### Stated goal
Using the listing below, select the lines with the word "Minute" and copy them.

Stored records
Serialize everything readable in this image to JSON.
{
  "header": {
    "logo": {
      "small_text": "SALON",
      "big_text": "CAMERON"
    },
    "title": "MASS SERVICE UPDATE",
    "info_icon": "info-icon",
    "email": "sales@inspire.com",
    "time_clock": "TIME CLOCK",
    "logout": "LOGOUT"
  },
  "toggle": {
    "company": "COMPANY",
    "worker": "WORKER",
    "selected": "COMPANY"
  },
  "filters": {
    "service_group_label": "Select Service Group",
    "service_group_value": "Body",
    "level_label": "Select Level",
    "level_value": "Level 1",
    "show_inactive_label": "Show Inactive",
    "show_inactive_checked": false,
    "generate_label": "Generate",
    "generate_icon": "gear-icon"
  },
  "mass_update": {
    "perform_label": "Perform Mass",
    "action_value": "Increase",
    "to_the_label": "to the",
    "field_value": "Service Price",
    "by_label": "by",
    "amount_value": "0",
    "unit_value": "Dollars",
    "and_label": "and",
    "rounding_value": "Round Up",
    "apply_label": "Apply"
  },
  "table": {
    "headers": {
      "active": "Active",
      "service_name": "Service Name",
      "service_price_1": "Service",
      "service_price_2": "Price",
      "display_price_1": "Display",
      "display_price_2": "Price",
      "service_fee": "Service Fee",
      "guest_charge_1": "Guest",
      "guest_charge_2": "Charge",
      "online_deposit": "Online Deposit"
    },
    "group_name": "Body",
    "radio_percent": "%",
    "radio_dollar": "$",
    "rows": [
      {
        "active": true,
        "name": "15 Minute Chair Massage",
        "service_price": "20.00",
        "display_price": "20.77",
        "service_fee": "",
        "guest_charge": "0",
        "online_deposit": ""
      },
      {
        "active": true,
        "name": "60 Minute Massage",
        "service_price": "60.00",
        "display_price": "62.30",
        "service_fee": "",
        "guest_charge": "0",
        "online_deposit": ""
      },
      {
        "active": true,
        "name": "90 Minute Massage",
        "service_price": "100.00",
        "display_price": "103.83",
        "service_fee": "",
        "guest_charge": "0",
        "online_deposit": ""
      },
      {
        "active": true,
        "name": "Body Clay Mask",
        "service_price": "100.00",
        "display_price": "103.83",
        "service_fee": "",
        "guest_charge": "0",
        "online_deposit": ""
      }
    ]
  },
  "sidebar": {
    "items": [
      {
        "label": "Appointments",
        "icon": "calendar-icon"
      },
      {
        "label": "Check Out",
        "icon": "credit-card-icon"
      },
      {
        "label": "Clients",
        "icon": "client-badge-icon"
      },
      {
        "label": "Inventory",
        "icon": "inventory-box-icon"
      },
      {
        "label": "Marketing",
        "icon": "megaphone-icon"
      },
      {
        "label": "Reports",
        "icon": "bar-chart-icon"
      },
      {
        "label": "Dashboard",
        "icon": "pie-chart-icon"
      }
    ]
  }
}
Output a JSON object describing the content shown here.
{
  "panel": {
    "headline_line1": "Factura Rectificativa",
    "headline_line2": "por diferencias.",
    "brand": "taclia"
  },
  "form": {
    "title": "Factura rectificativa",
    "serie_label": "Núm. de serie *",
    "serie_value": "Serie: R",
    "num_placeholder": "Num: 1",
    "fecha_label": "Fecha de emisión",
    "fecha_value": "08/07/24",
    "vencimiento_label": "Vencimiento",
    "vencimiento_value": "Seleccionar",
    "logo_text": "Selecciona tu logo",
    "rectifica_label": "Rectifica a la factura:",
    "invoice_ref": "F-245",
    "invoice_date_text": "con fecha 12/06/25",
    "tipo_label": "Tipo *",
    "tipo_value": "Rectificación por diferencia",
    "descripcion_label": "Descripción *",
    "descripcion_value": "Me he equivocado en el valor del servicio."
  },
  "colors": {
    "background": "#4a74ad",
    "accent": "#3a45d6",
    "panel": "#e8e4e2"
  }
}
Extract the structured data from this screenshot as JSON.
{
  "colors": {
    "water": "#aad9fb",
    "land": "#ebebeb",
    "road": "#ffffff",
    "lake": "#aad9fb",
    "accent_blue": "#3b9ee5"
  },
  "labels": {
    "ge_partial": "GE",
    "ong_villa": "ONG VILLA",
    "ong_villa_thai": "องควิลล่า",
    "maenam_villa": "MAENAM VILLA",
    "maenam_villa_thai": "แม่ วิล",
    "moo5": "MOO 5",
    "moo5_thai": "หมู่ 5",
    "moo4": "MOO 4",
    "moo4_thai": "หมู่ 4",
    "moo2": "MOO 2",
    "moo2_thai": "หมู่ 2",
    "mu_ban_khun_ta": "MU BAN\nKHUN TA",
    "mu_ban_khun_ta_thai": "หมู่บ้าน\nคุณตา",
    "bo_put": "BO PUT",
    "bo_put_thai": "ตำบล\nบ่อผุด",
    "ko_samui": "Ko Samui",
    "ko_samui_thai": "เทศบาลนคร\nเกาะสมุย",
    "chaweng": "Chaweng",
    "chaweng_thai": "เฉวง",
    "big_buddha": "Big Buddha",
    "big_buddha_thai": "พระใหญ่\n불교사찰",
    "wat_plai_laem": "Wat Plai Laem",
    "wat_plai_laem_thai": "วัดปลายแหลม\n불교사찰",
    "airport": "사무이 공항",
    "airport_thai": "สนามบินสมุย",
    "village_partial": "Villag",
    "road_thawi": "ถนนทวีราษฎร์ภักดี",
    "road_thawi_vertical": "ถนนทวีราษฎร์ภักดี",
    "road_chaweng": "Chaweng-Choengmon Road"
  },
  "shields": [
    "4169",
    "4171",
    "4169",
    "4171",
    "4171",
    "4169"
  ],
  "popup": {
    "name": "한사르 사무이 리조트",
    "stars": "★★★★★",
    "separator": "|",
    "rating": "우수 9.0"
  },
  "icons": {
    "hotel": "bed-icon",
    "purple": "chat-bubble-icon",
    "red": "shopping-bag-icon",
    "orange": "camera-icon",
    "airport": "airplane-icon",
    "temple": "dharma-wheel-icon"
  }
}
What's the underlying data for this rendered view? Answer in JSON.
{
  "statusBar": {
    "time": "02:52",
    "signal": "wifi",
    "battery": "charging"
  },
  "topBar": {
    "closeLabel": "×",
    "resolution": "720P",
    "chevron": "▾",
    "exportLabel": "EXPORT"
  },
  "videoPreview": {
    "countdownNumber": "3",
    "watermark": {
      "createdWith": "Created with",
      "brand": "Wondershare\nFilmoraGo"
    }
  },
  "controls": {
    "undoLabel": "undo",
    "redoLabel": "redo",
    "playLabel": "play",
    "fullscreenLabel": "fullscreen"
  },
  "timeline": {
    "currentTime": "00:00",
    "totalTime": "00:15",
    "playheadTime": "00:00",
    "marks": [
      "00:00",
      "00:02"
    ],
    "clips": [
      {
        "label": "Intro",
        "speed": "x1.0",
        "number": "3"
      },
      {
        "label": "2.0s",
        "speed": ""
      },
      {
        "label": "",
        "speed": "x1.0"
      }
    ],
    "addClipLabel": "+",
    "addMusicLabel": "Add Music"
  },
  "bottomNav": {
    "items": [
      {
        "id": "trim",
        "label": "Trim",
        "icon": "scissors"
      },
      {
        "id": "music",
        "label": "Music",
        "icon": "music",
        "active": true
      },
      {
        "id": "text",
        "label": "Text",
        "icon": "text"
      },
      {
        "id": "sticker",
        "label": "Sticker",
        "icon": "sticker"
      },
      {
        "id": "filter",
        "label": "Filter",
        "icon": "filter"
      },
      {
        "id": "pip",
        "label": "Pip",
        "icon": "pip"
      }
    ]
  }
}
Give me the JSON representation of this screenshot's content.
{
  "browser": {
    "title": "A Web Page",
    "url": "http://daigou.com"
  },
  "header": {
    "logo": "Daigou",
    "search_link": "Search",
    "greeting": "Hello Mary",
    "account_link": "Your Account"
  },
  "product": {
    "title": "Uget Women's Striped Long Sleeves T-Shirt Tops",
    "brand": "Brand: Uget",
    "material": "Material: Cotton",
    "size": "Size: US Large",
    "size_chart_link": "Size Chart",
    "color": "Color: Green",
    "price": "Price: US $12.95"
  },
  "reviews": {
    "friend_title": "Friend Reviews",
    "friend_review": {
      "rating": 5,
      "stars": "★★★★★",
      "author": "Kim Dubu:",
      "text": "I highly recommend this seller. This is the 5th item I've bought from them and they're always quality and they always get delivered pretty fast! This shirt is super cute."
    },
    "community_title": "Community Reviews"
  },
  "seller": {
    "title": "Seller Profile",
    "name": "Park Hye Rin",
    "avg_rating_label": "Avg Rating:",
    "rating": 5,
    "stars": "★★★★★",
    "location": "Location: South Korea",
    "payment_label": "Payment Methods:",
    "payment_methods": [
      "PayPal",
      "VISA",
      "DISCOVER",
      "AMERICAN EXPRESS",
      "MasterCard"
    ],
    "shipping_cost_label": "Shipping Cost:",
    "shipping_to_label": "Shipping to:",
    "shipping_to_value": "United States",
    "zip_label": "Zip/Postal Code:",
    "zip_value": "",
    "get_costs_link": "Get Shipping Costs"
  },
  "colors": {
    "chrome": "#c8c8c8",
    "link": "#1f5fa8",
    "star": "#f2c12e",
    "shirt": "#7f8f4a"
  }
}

### Exercise result
        "name": "15 Minute Chair Massage",
        "name": "60 Minute Massage",
        "name": "90 Minute Massage",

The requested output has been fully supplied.